## [SHORT EXERCISE]
Below are some records. Pull every line that contains the word "JSON".

+ + + + + + +

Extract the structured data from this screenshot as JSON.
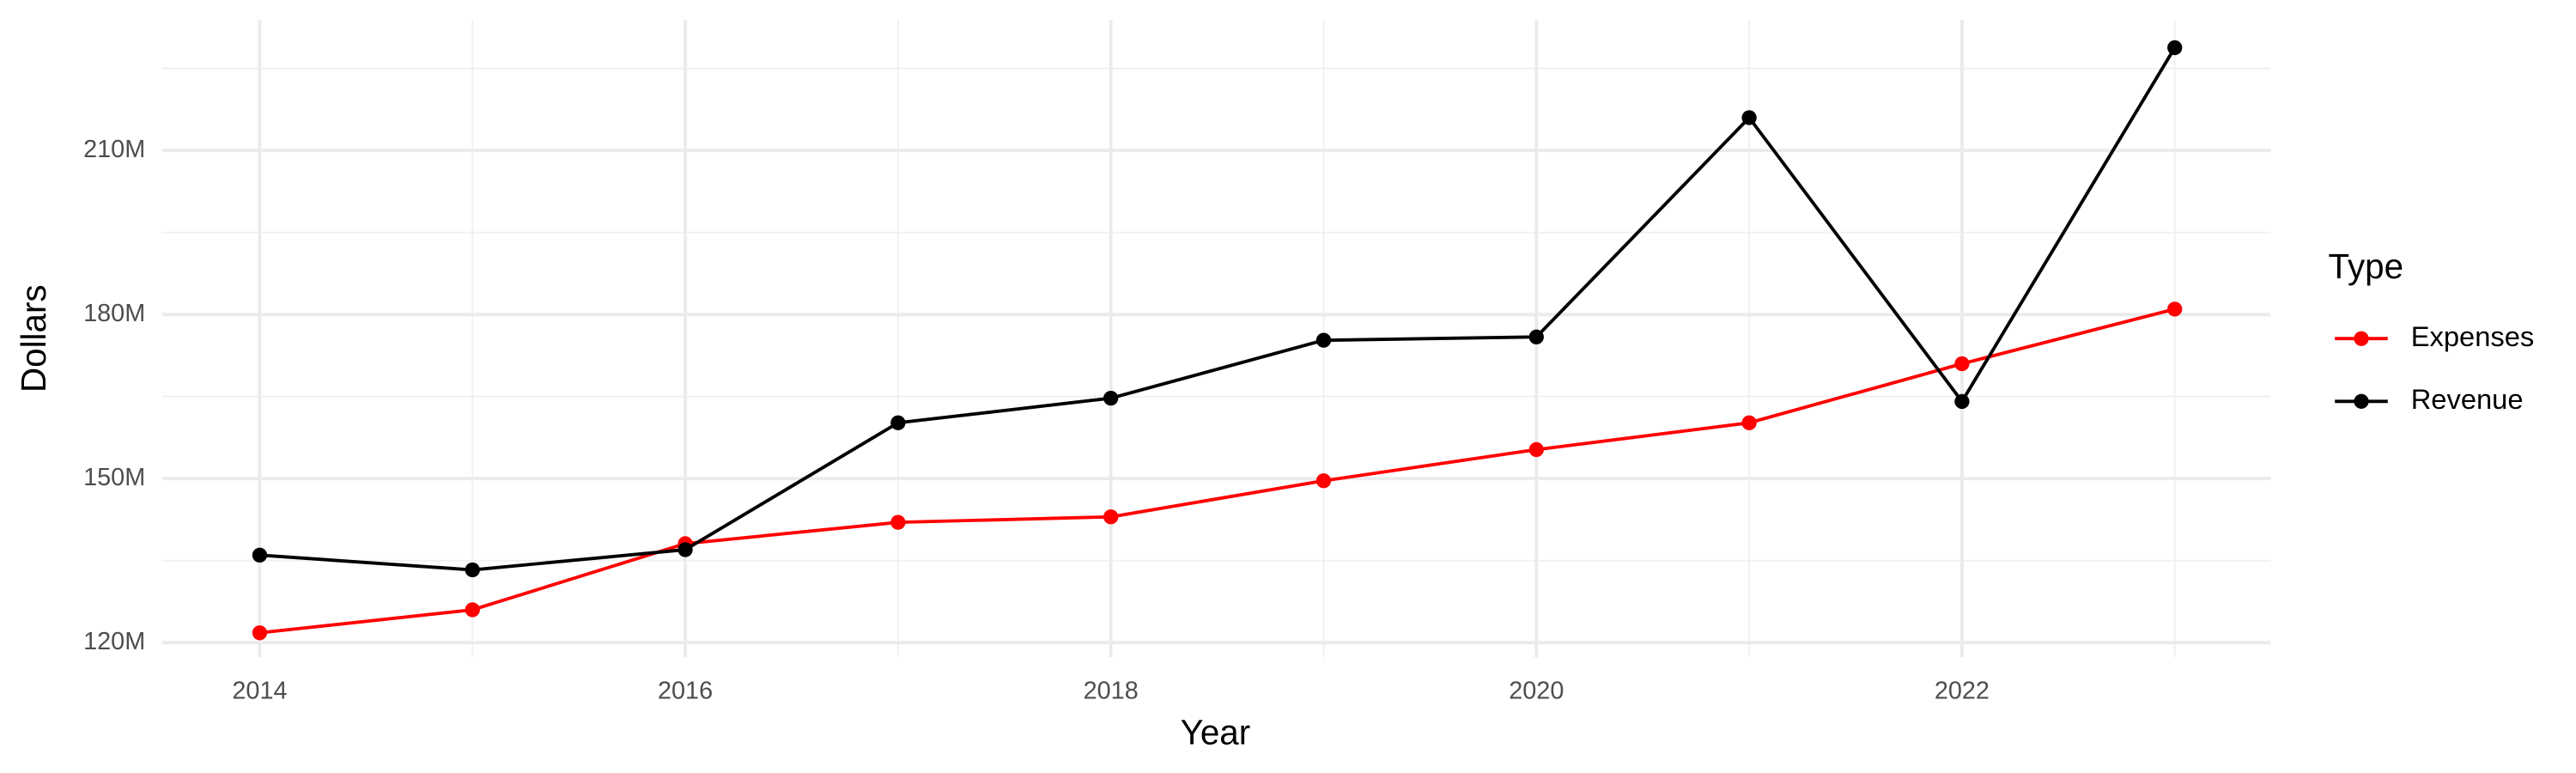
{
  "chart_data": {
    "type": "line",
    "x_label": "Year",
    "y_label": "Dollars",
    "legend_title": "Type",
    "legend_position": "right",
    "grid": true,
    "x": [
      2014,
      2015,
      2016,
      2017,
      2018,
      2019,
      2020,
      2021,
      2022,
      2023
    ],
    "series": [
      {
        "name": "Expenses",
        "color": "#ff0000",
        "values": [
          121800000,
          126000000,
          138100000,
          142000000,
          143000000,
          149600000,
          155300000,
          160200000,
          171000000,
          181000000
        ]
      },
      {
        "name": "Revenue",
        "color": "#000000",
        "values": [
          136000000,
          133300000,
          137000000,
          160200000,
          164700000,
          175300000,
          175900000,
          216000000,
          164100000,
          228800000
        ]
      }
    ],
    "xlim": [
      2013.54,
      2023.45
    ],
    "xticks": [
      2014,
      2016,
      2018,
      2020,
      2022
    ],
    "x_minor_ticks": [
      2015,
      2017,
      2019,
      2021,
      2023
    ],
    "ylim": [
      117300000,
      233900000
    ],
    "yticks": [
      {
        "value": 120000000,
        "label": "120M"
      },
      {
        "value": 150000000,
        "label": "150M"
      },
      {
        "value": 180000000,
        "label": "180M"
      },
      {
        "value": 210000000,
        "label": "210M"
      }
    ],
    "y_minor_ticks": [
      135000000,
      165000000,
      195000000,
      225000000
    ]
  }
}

+ + + + + + +

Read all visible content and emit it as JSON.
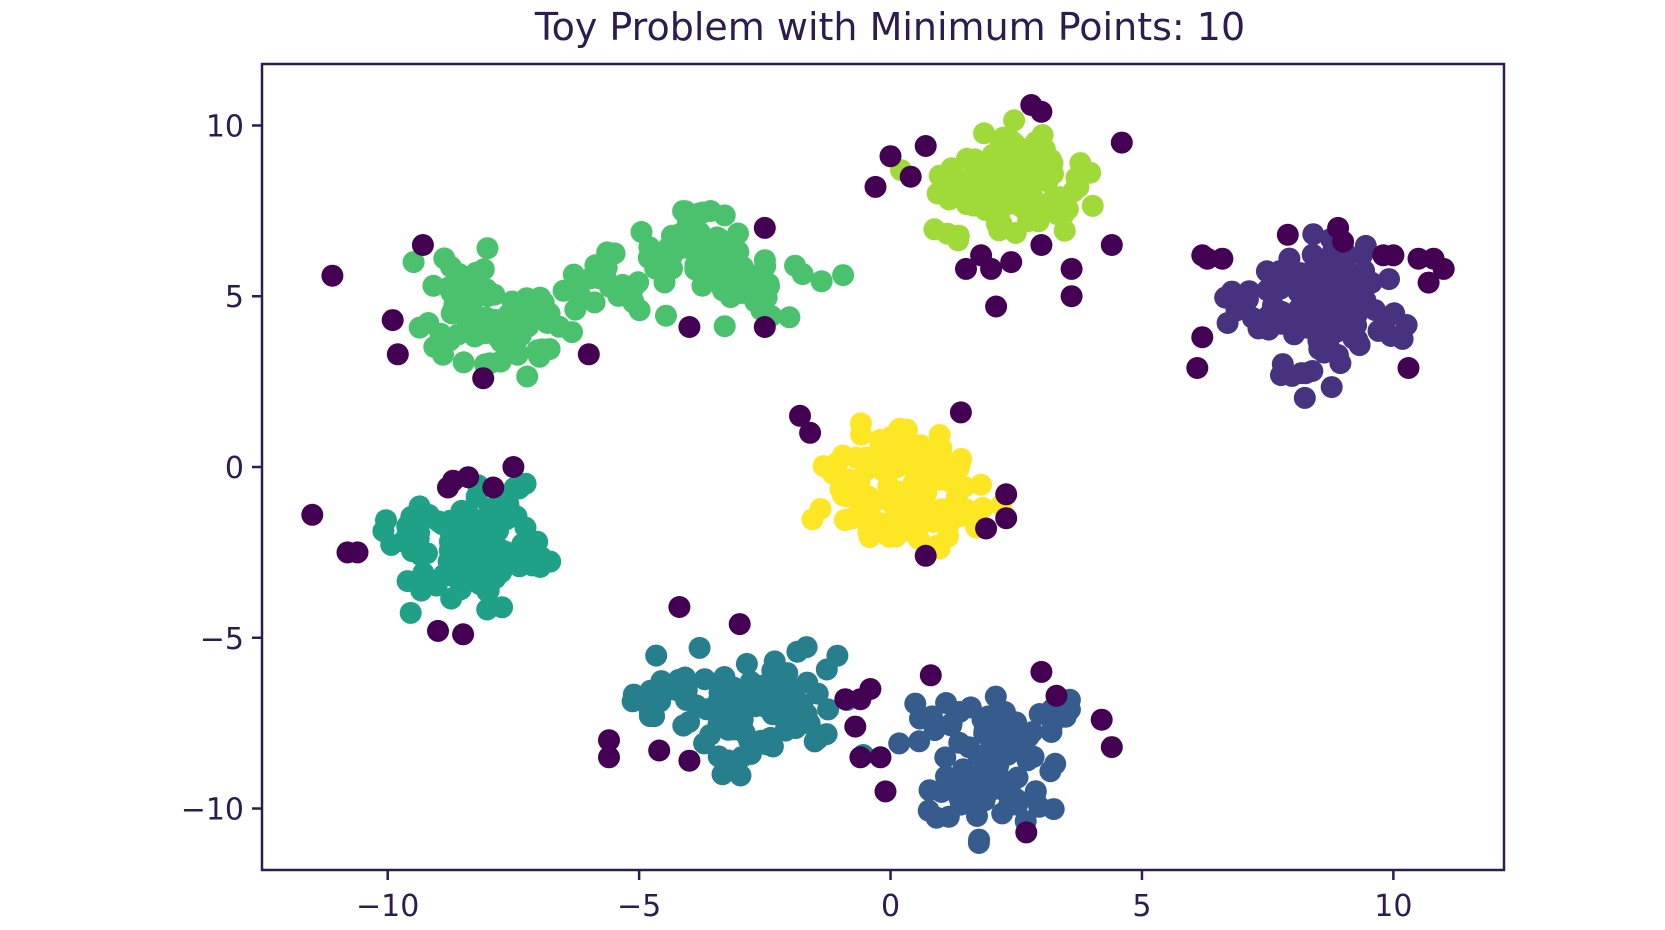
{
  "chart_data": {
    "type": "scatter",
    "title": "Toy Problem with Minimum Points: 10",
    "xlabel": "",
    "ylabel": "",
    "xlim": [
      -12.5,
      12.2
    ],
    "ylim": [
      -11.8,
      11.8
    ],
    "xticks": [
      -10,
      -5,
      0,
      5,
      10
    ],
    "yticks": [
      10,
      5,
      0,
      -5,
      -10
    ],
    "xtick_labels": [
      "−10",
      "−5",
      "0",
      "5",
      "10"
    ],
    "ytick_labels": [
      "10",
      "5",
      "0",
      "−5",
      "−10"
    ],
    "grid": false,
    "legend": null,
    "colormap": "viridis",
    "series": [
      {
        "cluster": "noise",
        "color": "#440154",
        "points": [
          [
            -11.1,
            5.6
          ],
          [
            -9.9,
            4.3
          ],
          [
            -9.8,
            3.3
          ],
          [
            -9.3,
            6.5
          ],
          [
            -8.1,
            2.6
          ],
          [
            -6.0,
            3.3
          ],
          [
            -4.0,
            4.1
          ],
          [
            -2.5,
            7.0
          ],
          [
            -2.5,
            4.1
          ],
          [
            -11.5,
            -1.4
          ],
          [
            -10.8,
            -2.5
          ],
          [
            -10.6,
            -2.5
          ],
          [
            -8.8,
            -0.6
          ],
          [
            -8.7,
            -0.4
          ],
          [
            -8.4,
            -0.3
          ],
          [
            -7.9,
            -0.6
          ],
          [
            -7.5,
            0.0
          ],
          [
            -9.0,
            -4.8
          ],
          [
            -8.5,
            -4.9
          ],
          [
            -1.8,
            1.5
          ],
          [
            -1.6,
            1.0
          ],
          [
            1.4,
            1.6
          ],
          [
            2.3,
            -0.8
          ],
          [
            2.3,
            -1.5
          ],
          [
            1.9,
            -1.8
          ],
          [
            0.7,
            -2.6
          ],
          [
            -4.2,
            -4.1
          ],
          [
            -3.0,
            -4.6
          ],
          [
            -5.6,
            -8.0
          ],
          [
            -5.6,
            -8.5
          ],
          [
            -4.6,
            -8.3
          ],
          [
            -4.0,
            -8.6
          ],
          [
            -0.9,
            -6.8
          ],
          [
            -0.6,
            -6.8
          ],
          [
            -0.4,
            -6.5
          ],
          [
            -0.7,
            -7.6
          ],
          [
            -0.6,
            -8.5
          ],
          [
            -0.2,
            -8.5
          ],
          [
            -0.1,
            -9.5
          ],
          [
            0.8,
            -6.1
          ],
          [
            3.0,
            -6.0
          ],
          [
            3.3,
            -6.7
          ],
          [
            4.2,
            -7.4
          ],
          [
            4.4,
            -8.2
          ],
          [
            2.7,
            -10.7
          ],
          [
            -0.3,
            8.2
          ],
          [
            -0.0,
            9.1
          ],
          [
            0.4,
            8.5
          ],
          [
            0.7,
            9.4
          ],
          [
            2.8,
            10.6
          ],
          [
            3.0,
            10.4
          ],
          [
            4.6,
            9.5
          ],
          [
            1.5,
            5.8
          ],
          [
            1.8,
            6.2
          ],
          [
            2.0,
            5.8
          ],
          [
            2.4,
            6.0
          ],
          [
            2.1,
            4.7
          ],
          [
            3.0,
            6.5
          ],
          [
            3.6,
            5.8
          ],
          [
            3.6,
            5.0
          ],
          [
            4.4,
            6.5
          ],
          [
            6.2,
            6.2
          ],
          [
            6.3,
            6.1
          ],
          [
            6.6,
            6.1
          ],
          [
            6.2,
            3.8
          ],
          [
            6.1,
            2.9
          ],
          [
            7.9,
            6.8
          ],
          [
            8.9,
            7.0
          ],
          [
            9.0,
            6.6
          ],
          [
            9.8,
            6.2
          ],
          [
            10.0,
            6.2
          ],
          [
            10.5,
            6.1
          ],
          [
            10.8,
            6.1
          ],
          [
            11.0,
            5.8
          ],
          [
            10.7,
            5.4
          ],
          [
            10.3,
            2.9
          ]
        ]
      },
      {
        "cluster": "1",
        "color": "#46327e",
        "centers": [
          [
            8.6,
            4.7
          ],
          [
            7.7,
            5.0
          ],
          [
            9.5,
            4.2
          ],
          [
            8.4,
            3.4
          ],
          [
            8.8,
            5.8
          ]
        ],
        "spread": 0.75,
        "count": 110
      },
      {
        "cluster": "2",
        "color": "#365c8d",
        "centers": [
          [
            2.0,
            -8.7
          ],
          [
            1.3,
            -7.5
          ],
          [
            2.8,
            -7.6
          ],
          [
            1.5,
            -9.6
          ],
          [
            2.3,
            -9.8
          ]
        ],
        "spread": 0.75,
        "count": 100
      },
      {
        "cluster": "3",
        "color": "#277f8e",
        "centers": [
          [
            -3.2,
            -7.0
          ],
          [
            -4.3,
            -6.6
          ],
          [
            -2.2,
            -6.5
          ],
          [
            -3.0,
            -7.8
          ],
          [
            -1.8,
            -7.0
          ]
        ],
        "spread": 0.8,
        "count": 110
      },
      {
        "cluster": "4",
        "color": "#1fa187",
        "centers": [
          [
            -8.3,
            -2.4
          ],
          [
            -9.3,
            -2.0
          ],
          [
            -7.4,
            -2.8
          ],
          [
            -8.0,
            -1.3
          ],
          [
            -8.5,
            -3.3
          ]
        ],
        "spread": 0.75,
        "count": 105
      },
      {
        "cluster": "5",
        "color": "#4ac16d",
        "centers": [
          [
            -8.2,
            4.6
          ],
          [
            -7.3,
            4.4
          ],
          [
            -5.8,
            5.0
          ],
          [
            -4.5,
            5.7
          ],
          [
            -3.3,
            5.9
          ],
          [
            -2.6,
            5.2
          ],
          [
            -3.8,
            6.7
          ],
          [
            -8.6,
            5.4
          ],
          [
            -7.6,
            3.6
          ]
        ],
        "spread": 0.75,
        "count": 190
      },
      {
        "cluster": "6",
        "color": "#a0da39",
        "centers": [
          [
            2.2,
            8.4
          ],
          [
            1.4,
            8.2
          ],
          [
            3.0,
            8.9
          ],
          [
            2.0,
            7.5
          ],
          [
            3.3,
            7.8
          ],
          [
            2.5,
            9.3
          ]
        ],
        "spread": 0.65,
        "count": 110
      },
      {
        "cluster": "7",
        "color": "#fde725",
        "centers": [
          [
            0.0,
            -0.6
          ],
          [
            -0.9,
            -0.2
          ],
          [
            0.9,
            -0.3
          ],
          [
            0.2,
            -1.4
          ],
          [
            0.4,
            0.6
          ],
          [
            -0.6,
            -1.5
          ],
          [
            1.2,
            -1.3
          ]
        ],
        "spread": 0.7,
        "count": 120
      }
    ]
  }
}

+ + + + + + +

## [REPLY TO THE TASK]
Extract the structured data from this screenshot as JSON.
Read all visible content and emit it as JSON.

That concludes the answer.